> _EXERCISE PROMPT_
In the records below, copy the stretch from the line containing "paragraph-mark [306,204,316,214]" through the line containing "table-cell: 同比增长率 [8,316,453,394]" word for word, including both of those lines.

> _LISTED RECORDS_
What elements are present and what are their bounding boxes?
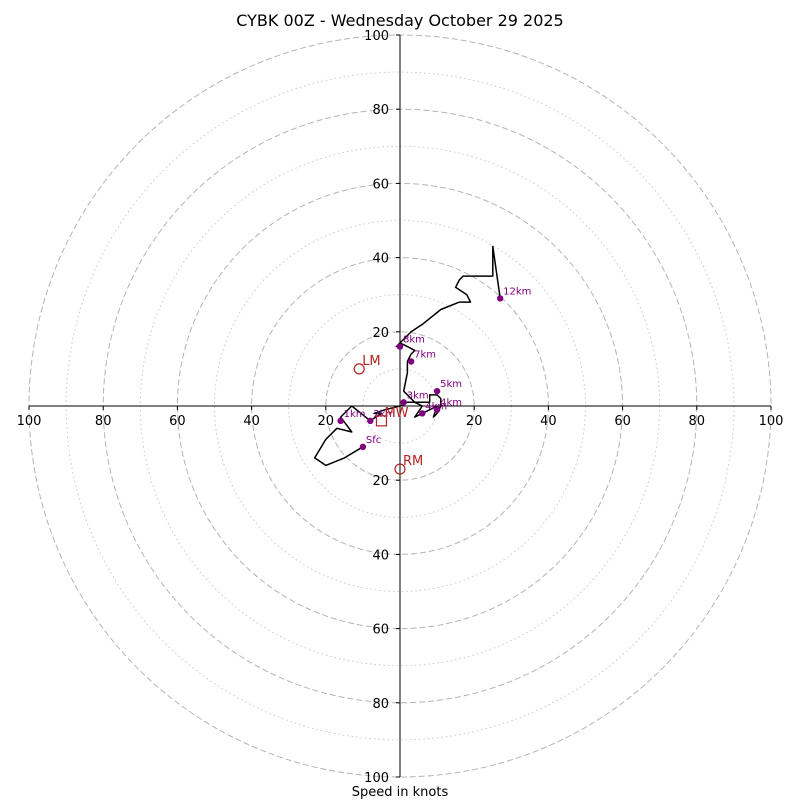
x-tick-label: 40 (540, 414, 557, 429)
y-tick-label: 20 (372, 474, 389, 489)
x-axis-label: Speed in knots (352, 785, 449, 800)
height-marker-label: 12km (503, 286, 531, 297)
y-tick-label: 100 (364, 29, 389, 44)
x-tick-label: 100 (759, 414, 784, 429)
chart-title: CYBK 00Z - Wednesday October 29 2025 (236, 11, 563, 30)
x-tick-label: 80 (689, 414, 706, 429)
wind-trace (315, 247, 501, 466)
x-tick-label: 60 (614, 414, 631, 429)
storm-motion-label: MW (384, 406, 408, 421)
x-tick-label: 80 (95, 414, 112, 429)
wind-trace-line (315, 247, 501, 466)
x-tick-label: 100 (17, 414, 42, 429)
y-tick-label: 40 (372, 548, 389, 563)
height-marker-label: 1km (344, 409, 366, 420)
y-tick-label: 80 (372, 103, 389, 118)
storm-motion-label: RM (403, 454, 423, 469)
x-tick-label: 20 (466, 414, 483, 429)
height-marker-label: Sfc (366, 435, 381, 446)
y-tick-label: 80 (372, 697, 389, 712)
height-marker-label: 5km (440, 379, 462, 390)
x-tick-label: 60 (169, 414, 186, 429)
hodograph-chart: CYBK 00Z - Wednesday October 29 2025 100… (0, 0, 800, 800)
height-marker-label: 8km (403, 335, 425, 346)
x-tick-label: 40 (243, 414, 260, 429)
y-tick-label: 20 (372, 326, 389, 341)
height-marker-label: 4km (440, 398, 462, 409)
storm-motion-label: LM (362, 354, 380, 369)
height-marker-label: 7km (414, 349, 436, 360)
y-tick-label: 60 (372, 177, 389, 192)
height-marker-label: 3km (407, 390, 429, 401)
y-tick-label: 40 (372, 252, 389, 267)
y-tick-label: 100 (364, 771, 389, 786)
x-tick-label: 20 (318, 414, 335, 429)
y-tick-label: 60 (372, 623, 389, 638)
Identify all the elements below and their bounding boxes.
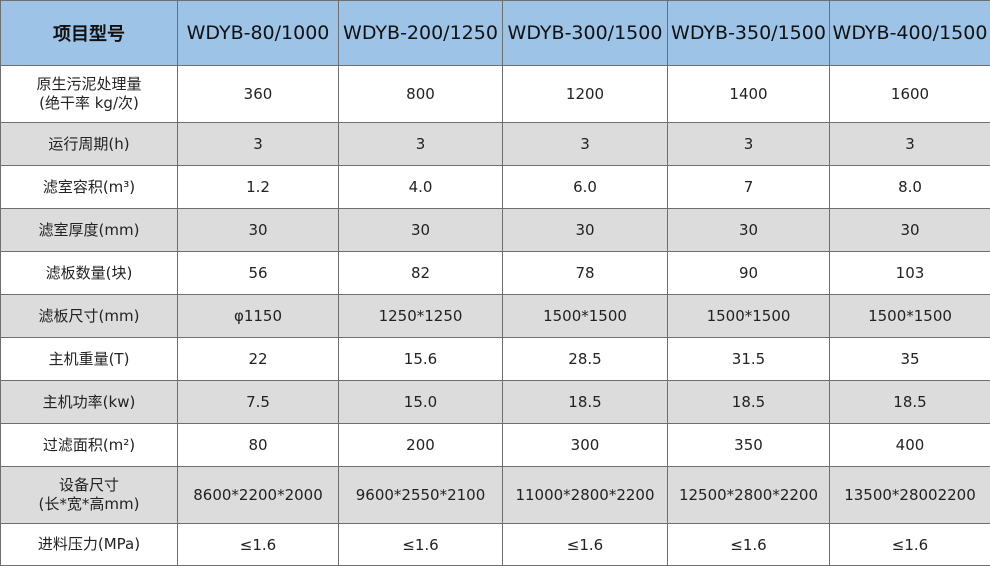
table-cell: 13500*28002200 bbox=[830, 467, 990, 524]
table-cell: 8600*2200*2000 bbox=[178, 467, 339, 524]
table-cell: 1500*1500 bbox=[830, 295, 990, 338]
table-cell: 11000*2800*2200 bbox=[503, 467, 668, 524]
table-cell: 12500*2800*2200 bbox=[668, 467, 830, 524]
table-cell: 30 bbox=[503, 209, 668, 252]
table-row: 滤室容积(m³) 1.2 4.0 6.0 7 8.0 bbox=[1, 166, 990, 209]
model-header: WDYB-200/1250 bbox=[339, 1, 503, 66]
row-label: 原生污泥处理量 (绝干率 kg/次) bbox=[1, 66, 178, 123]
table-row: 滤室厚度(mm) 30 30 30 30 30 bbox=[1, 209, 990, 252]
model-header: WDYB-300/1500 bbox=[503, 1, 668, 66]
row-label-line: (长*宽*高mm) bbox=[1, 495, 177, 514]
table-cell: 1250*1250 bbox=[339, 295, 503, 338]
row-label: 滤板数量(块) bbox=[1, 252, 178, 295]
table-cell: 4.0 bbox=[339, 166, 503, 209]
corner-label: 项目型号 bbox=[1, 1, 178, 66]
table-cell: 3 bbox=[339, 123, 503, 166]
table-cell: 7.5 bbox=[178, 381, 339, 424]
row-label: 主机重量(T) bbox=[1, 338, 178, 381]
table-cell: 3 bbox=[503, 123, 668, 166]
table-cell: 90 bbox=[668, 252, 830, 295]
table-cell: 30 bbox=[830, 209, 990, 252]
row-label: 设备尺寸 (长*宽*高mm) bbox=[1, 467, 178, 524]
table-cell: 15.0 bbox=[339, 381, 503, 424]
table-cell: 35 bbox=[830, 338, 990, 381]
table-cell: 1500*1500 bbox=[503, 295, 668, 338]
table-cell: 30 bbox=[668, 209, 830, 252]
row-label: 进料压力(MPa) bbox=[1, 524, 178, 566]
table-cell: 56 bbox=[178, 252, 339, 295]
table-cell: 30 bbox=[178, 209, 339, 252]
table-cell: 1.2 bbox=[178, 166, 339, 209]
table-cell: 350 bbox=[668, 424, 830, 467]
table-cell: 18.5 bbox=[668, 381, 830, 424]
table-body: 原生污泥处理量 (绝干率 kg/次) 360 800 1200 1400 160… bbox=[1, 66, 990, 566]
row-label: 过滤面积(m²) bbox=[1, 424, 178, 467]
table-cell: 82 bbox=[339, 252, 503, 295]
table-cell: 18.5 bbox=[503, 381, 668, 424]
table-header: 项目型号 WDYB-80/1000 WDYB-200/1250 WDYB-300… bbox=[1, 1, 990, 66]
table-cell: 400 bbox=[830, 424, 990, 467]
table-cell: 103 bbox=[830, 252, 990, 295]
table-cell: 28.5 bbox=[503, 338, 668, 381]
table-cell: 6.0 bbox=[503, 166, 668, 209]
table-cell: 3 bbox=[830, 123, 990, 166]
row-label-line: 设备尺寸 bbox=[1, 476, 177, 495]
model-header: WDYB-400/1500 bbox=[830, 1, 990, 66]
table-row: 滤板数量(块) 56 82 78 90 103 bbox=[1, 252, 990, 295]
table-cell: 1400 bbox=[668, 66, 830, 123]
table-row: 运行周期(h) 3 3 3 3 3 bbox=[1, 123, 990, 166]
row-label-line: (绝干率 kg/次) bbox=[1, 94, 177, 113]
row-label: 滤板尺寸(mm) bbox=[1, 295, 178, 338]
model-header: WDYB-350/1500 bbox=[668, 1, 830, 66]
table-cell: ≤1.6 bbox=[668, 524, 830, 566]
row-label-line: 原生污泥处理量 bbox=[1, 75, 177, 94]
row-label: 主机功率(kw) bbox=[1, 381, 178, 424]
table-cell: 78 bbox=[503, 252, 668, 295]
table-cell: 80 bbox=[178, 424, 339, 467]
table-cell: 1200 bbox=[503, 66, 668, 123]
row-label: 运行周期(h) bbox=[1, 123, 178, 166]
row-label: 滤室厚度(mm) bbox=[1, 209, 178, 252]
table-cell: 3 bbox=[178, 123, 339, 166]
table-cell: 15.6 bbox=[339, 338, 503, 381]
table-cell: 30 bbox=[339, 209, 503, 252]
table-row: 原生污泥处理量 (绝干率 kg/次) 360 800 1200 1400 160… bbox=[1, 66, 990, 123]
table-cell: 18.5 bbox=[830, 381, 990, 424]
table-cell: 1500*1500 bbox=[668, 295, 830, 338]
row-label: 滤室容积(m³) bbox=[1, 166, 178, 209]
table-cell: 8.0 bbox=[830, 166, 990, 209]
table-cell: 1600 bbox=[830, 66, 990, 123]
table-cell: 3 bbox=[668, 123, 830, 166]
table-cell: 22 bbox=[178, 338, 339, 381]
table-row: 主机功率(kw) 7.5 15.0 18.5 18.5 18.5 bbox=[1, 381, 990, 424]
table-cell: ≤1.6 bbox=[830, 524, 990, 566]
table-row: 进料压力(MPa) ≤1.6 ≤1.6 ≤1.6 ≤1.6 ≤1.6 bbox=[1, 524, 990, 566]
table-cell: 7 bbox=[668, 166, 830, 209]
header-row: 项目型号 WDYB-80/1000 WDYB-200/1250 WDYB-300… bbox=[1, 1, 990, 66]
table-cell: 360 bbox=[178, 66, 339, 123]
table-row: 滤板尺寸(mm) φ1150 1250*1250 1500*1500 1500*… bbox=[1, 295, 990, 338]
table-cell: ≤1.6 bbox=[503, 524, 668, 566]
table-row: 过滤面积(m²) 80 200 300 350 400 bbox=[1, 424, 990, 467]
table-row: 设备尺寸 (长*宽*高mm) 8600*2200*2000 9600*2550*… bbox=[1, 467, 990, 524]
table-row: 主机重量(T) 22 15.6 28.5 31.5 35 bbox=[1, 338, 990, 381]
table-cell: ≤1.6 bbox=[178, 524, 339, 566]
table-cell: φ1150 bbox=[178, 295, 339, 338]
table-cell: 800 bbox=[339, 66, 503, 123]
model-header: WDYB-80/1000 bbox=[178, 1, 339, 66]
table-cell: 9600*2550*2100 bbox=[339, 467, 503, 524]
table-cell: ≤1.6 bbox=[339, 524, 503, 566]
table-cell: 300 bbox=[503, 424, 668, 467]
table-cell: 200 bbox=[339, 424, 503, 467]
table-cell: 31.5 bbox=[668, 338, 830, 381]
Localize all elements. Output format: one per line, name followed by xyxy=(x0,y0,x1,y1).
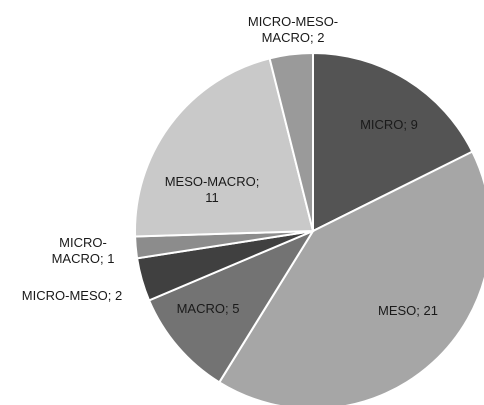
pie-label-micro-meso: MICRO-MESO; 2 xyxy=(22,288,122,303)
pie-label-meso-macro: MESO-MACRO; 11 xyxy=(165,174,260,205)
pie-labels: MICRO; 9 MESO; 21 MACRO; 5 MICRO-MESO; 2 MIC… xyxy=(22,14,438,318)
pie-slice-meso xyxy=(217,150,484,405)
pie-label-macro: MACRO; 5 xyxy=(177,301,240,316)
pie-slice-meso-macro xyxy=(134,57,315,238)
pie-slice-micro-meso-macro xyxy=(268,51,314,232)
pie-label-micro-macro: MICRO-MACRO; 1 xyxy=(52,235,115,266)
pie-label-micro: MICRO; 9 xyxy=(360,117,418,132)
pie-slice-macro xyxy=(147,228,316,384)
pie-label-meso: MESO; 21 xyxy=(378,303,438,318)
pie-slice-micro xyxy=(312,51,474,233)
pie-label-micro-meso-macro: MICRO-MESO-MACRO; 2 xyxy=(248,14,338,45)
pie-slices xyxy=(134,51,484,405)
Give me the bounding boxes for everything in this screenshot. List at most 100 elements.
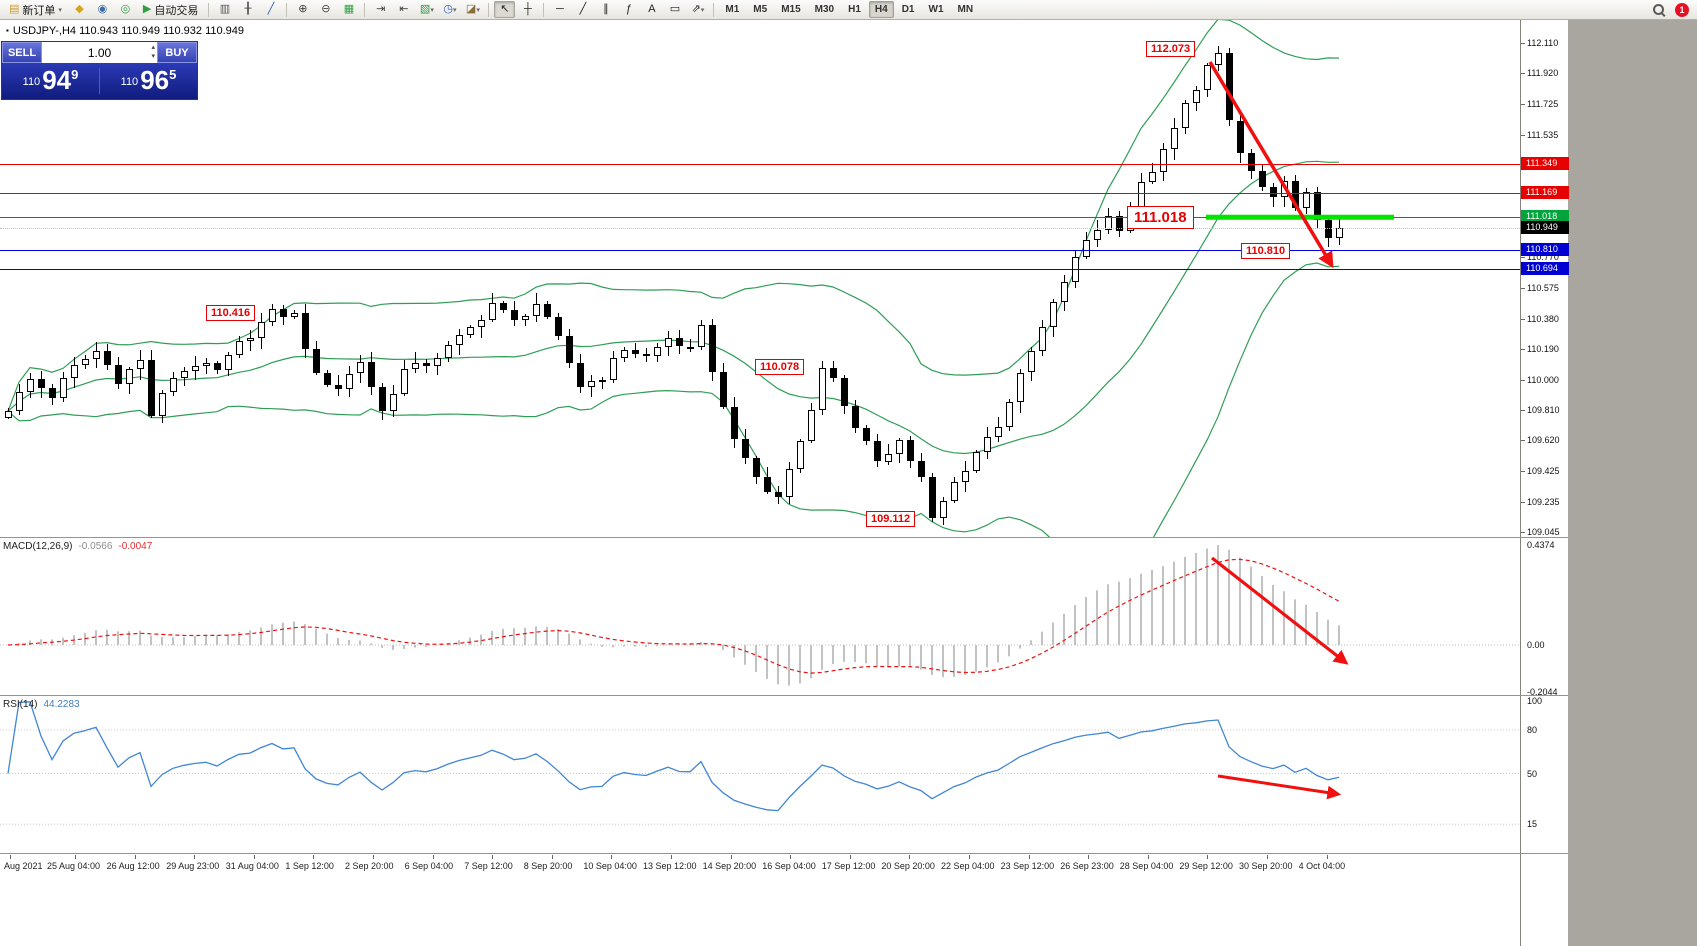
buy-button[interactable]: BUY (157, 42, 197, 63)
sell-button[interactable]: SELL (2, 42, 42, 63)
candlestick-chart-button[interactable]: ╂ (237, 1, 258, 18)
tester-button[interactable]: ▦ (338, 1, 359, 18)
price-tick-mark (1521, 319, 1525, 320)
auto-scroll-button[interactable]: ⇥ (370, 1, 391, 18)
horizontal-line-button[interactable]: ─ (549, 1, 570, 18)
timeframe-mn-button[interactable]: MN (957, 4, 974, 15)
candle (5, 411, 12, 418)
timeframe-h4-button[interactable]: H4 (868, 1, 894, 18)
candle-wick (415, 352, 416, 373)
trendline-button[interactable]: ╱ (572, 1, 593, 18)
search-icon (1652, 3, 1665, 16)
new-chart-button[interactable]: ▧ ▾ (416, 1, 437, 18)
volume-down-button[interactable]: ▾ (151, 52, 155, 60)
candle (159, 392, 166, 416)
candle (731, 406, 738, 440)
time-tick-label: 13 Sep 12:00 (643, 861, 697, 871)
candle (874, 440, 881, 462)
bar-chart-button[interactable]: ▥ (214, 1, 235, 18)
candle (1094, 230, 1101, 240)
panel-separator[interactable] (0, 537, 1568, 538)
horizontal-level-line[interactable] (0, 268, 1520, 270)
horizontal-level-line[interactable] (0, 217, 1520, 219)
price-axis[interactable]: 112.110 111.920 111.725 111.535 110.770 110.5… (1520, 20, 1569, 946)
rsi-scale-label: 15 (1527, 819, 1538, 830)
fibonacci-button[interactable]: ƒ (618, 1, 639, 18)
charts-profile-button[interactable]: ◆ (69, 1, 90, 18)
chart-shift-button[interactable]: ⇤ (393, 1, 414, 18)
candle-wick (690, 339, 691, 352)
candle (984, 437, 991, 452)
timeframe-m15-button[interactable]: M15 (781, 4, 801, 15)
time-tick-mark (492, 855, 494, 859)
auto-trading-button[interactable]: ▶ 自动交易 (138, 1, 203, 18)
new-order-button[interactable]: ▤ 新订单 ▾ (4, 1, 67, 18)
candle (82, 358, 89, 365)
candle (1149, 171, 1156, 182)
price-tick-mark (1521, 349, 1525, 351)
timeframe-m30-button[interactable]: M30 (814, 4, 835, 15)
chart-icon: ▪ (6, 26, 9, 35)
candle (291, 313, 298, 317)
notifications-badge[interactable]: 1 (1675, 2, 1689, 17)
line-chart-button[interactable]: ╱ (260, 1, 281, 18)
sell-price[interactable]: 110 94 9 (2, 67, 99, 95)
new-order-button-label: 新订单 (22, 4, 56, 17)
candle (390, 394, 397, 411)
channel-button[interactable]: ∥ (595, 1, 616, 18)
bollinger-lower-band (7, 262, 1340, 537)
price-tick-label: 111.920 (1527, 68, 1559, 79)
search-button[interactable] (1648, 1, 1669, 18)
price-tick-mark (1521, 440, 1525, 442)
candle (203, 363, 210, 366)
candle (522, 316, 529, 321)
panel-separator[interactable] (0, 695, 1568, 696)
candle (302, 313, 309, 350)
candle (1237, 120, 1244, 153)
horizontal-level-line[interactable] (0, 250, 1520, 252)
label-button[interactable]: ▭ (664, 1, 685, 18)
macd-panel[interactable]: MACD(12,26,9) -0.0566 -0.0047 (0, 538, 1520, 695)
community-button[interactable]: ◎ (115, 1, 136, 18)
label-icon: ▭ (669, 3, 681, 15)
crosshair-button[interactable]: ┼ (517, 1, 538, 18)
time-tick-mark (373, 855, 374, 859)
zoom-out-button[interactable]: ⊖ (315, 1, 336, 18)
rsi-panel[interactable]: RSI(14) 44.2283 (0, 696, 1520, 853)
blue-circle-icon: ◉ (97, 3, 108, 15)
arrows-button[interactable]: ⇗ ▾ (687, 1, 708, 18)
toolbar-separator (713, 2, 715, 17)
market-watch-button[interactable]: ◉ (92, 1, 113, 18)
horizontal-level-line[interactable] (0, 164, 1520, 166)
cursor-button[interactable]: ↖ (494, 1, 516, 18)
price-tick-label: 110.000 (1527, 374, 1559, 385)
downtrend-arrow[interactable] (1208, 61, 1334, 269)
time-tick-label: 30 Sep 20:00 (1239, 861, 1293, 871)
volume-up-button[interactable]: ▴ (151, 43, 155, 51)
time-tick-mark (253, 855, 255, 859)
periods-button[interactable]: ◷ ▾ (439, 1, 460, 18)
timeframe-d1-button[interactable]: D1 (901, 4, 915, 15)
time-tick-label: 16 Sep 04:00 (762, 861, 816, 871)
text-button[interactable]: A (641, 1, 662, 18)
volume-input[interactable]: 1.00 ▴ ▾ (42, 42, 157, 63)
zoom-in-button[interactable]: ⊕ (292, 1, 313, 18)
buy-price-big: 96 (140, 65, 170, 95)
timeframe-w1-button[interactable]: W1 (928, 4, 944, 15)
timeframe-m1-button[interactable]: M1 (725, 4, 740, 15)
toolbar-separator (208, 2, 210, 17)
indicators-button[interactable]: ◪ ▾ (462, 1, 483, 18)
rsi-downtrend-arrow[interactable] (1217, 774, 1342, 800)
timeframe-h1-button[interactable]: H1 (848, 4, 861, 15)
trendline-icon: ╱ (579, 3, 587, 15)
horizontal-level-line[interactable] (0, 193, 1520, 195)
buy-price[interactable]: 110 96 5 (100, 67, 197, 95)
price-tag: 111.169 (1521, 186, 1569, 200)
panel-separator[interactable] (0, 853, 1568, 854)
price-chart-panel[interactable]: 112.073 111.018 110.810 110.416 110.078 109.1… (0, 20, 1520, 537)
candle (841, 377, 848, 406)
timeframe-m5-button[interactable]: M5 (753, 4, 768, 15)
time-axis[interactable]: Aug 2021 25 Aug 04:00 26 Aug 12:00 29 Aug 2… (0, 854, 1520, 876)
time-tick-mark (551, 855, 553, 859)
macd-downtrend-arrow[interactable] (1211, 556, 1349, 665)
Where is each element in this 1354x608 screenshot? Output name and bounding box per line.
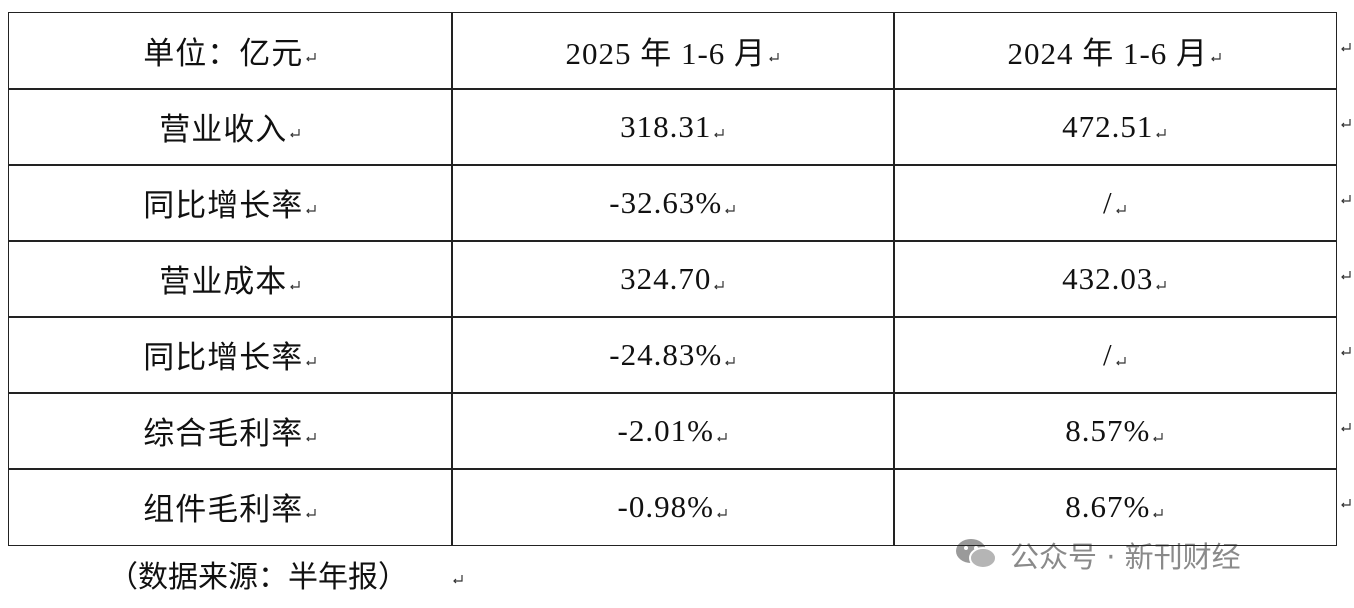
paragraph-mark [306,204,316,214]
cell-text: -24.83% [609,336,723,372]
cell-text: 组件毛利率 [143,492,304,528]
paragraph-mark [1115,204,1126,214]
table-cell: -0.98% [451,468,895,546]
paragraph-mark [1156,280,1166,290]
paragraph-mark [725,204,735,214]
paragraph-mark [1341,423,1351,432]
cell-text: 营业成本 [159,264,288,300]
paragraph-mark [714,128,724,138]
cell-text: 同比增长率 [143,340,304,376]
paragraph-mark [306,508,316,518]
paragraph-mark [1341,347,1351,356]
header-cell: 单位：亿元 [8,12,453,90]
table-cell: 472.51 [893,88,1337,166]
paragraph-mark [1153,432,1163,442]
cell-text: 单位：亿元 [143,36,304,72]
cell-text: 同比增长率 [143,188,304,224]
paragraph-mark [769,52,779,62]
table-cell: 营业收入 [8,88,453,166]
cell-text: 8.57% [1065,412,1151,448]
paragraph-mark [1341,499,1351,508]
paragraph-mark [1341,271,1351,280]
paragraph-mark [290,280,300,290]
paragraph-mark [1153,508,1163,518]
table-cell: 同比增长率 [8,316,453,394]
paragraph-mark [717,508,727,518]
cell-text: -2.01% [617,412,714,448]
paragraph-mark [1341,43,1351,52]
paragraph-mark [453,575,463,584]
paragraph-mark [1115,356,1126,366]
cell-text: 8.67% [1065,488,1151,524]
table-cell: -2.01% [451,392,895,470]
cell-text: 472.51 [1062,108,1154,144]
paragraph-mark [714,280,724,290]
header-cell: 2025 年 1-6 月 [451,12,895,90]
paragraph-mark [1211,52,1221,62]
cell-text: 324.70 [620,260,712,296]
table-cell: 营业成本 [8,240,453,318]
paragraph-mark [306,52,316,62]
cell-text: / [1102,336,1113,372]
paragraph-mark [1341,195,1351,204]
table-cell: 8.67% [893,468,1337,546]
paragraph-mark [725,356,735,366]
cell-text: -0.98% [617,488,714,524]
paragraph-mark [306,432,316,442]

> _COMPLETE OUTPUT_
paragraph-mark [306,204,316,214]
cell-text: -24.83% [609,336,723,372]
cell-text: 组件毛利率 [143,492,304,528]
paragraph-mark [1115,204,1126,214]
table-cell: -0.98% [451,468,895,546]
paragraph-mark [1156,280,1166,290]
paragraph-mark [725,204,735,214]
paragraph-mark [1341,423,1351,432]
cell-text: 营业成本 [159,264,288,300]
paragraph-mark [714,128,724,138]
cell-text: 同比增长率 [143,340,304,376]
paragraph-mark [306,508,316,518]
paragraph-mark [1341,347,1351,356]
header-cell: 单位：亿元 [8,12,453,90]
table-cell: 472.51 [893,88,1337,166]
paragraph-mark [1153,432,1163,442]
cell-text: 单位：亿元 [143,36,304,72]
cell-text: 同比增长率 [143,188,304,224]
paragraph-mark [769,52,779,62]
table-cell: 营业收入 [8,88,453,166]
cell-text: 8.57% [1065,412,1151,448]
paragraph-mark [1341,499,1351,508]
paragraph-mark [1341,271,1351,280]
paragraph-mark [290,280,300,290]
paragraph-mark [1153,508,1163,518]
table-cell: 同比增长率 [8,316,453,394]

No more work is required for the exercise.